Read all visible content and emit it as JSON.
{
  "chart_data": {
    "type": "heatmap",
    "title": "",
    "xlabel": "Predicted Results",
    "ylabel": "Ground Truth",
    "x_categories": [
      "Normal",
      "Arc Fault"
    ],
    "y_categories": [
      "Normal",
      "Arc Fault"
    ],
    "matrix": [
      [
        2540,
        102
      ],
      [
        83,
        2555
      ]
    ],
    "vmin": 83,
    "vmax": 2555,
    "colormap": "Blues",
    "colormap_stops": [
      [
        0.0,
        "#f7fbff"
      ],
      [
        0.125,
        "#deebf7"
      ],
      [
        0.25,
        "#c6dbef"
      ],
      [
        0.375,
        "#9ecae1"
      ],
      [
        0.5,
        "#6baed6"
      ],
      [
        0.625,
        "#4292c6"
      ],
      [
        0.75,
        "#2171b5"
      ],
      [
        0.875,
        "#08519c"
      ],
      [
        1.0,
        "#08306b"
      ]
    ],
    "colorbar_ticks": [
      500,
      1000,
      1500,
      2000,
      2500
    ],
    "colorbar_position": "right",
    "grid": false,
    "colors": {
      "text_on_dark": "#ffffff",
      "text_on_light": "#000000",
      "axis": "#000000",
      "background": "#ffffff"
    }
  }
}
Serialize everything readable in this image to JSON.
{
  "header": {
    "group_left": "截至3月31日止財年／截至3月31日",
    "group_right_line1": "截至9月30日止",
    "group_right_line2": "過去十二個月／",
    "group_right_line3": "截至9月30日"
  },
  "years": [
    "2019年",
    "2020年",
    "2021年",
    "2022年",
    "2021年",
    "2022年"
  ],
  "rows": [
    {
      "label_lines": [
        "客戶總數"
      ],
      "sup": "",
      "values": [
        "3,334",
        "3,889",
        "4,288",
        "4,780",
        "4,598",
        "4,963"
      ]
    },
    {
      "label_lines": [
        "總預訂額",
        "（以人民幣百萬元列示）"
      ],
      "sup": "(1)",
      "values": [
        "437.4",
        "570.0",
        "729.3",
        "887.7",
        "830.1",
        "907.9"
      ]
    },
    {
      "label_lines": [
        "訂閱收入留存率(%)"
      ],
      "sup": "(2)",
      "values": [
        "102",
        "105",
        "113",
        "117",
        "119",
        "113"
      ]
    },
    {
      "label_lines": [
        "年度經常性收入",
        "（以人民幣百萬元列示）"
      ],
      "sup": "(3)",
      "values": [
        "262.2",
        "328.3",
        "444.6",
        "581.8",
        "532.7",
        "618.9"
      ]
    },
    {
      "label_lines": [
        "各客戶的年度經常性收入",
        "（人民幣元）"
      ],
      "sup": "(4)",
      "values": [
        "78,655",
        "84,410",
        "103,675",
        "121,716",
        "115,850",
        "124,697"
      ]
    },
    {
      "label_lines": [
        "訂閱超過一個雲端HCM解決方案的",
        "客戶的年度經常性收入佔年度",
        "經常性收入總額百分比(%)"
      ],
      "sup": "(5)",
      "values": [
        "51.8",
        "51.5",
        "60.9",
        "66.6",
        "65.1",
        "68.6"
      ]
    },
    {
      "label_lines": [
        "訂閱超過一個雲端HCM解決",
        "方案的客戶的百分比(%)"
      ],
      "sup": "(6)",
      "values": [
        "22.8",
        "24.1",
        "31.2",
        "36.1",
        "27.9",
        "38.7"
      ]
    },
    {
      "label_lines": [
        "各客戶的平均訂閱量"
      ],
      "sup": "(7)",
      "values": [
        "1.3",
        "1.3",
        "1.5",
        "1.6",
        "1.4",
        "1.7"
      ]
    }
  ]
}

+ + + + + + +

Problem requirements
Once more, set down the full listing, verbatim.

Worked answer
Read all visible content and emit it as JSON.
{
  "chart_data": {
    "type": "heatmap",
    "title": "",
    "xlabel": "Predicted Results",
    "ylabel": "Ground Truth",
    "x_categories": [
      "Normal",
      "Arc Fault"
    ],
    "y_categories": [
      "Normal",
      "Arc Fault"
    ],
    "matrix": [
      [
        2540,
        102
      ],
      [
        83,
        2555
      ]
    ],
    "vmin": 83,
    "vmax": 2555,
    "colormap": "Blues",
    "colormap_stops": [
      [
        0.0,
        "#f7fbff"
      ],
      [
        0.125,
        "#deebf7"
      ],
      [
        0.25,
        "#c6dbef"
      ],
      [
        0.375,
        "#9ecae1"
      ],
      [
        0.5,
        "#6baed6"
      ],
      [
        0.625,
        "#4292c6"
      ],
      [
        0.75,
        "#2171b5"
      ],
      [
        0.875,
        "#08519c"
      ],
      [
        1.0,
        "#08306b"
      ]
    ],
    "colorbar_ticks": [
      500,
      1000,
      1500,
      2000,
      2500
    ],
    "colorbar_position": "right",
    "grid": false,
    "colors": {
      "text_on_dark": "#ffffff",
      "text_on_light": "#000000",
      "axis": "#000000",
      "background": "#ffffff"
    }
  }
}
Serialize everything readable in this image to JSON.
{
  "header": {
    "group_left": "截至3月31日止財年／截至3月31日",
    "group_right_line1": "截至9月30日止",
    "group_right_line2": "過去十二個月／",
    "group_right_line3": "截至9月30日"
  },
  "years": [
    "2019年",
    "2020年",
    "2021年",
    "2022年",
    "2021年",
    "2022年"
  ],
  "rows": [
    {
      "label_lines": [
        "客戶總數"
      ],
      "sup": "",
      "values": [
        "3,334",
        "3,889",
        "4,288",
        "4,780",
        "4,598",
        "4,963"
      ]
    },
    {
      "label_lines": [
        "總預訂額",
        "（以人民幣百萬元列示）"
      ],
      "sup": "(1)",
      "values": [
        "437.4",
        "570.0",
        "729.3",
        "887.7",
        "830.1",
        "907.9"
      ]
    },
    {
      "label_lines": [
        "訂閱收入留存率(%)"
      ],
      "sup": "(2)",
      "values": [
        "102",
        "105",
        "113",
        "117",
        "119",
        "113"
      ]
    },
    {
      "label_lines": [
        "年度經常性收入",
        "（以人民幣百萬元列示）"
      ],
      "sup": "(3)",
      "values": [
        "262.2",
        "328.3",
        "444.6",
        "581.8",
        "532.7",
        "618.9"
      ]
    },
    {
      "label_lines": [
        "各客戶的年度經常性收入",
        "（人民幣元）"
      ],
      "sup": "(4)",
      "values": [
        "78,655",
        "84,410",
        "103,675",
        "121,716",
        "115,850",
        "124,697"
      ]
    },
    {
      "label_lines": [
        "訂閱超過一個雲端HCM解決方案的",
        "客戶的年度經常性收入佔年度",
        "經常性收入總額百分比(%)"
      ],
      "sup": "(5)",
      "values": [
        "51.8",
        "51.5",
        "60.9",
        "66.6",
        "65.1",
        "68.6"
      ]
    },
    {
      "label_lines": [
        "訂閱超過一個雲端HCM解決",
        "方案的客戶的百分比(%)"
      ],
      "sup": "(6)",
      "values": [
        "22.8",
        "24.1",
        "31.2",
        "36.1",
        "27.9",
        "38.7"
      ]
    },
    {
      "label_lines": [
        "各客戶的平均訂閱量"
      ],
      "sup": "(7)",
      "values": [
        "1.3",
        "1.3",
        "1.5",
        "1.6",
        "1.4",
        "1.7"
      ]
    }
  ]
}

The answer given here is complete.